Reading text
========

OPINION FILED JUNE 3, 1976.

THE PEOPLE OF THE STATE OF ILLINOIS, PLAINTIFF-APPELLEE,

v.

JACK CANNON SIMPSON, DEFENDANT-APPELLANT.



APPEAL from the Circuit Court of Sangamon County; the Hon. HOWARD LEE WHITE, Judge, presiding.

MR. JUSTICE SIMKINS DELIVERED THE OPINION OF THE COURT:

Rehearing denied July 30, 1976.

On January 25, 1973, the grand jury returned a seven-count indictment charging the defendant-appellant Jack Cannon Simpson, Jr. (in the first five counts) with the murder of Gwen Ellen Woods on October 30, 1972. The sixth and seventh counts charged defendant with voluntary manslaughter in connection with her death. On April 2, 1973, the jury convicted defendant of murder. The two counts of the indictment charging voluntary manslaughter were dismissed, on motion of the State, over defendant's objection at the close of all the evidence. Defendant was sentenced to a term of 25 to 75 years.

Since the issues raised deal, in large measure, with the admissibility of certain evidence a recital of pertinent facts is set forth.

On October 31, 1972, the body of Gwen Ellen Woods was discovered under a bridge in a rural area in Sangamon County. In the opinion of Dr. Grant C. Johnson, who performed the autopsy, death was due to a gun shot wound in the head. The point of entry of the bullet was very slightly to the right of the center of the upper lip, it had entered the head perpendicularly to the lip and pursued a straight course backward. Dr. Johnson also testified "* * * that the muzzle of the gun was not a contact wound, nor was it within a short distance from the skin * * * that is a matter of six, seven inches. Beyond that I can make no statement." He also observed several other wounds or scratches or bruises on the body, the larger portion of which were inflicted, or occurred, after death. The bullet which was recovered from the decedent's skull was examined by employees of the Illinois Bureau of Identification. They described the bullet as a .38-calibre pistol bullet. The examiner could not recall whether the bullet's lands and grooves indicated that it could have been fired by a Titan Tiger .38, and that the projectile could also have come from many other models of .38-calibre weapons. There was testimony that defendant had purchased a .38 Special Tiger on April 21, 1972, from Fishman Sporting Goods.

========

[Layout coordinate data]
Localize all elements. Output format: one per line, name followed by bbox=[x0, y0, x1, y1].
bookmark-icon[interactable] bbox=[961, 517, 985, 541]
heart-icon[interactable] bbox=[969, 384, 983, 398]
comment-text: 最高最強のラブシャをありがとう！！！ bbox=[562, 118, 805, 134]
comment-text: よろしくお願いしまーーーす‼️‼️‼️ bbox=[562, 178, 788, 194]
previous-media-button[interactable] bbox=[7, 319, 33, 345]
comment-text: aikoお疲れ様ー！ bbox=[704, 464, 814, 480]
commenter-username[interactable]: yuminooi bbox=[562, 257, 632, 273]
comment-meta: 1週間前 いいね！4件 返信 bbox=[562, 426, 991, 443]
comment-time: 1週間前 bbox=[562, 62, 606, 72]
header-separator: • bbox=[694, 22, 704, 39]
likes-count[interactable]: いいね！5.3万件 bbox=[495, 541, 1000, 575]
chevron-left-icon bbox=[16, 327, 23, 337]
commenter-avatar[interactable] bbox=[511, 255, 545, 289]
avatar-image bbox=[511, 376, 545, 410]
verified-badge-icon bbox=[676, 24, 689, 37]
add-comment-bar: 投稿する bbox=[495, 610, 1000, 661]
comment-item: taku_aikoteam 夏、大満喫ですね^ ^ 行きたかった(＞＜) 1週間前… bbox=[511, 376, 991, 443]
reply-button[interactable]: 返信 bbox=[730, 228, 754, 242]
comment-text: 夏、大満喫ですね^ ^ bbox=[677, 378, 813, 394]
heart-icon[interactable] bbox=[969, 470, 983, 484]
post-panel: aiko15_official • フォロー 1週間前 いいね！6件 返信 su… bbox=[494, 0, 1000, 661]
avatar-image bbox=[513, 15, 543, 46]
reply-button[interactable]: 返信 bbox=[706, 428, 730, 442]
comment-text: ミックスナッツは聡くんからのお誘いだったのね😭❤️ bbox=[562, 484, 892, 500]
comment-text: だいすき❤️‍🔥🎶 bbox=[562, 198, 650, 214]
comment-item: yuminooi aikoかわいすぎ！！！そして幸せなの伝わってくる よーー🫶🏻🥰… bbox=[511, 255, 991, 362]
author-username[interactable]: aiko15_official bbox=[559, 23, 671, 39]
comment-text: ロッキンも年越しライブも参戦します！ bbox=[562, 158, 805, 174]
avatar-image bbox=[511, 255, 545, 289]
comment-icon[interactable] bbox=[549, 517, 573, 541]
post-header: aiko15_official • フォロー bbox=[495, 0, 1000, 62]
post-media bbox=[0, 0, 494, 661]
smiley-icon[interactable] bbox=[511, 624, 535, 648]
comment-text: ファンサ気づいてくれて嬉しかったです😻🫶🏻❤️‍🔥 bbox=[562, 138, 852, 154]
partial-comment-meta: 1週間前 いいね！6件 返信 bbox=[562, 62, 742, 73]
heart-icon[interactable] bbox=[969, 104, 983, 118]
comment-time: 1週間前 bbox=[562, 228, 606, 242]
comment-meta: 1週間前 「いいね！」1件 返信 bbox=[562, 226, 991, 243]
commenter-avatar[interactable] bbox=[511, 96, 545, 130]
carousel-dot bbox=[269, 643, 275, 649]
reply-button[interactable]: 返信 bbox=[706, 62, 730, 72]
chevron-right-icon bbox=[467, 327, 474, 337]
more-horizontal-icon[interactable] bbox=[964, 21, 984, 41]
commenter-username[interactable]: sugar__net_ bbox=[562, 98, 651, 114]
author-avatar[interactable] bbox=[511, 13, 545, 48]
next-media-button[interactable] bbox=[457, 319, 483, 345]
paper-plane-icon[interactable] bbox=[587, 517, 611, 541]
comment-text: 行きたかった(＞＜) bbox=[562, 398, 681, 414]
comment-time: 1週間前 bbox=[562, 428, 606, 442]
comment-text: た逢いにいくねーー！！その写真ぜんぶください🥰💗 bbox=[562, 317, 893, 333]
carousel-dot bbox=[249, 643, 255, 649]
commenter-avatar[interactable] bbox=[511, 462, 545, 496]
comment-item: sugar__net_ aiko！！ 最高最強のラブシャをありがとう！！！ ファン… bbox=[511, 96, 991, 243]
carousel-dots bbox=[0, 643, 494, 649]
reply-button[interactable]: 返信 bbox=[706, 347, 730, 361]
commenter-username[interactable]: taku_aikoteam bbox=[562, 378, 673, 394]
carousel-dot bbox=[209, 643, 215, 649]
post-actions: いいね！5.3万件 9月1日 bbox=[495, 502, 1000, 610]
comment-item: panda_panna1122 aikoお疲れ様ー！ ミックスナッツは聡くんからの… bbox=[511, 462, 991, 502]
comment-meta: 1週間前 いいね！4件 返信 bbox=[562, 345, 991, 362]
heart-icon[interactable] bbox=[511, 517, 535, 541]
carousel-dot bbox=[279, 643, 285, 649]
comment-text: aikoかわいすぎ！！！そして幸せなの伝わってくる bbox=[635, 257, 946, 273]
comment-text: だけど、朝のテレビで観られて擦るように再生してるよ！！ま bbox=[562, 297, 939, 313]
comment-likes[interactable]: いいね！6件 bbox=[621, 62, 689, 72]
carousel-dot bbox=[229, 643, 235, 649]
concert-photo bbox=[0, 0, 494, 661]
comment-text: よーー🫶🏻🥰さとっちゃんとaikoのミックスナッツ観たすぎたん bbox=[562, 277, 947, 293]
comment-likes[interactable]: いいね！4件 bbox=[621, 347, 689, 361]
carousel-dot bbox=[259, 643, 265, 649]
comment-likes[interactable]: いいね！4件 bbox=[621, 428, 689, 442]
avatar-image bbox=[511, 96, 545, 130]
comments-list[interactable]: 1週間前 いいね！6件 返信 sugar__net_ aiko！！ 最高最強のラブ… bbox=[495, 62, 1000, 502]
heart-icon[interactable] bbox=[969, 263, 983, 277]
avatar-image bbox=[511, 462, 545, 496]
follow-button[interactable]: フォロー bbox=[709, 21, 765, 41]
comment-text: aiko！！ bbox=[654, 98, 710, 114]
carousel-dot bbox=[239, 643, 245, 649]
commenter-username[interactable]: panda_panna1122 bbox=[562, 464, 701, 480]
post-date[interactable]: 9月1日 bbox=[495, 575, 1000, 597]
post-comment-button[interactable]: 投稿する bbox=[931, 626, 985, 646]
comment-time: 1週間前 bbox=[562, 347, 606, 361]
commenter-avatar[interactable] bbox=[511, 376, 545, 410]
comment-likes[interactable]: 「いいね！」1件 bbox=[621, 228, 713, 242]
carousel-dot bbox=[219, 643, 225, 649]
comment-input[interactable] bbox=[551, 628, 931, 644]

========

Problem to solve
Reproduce the passage of the court opinion between "Rehearing denied July" and "is set forth.", inclusive.

Response
Rehearing denied July 30, 1976.

On January 25, 1973, the grand jury returned a seven-count indictment charging the defendant-appellant Jack Cannon Simpson, Jr. (in the first five counts) with the murder of Gwen Ellen Woods on October 30, 1972. The sixth and seventh counts charged defendant with voluntary manslaughter in connection with her death. On April 2, 1973, the jury convicted defendant of murder. The two counts of the indictment charging voluntary manslaughter were dismissed, on motion of the State, over defendant's objection at the close of all the evidence. Defendant was sentenced to a term of 25 to 75 years.

Since the issues raised deal, in large measure, with the admissibility of certain evidence a recital of pertinent facts is set forth.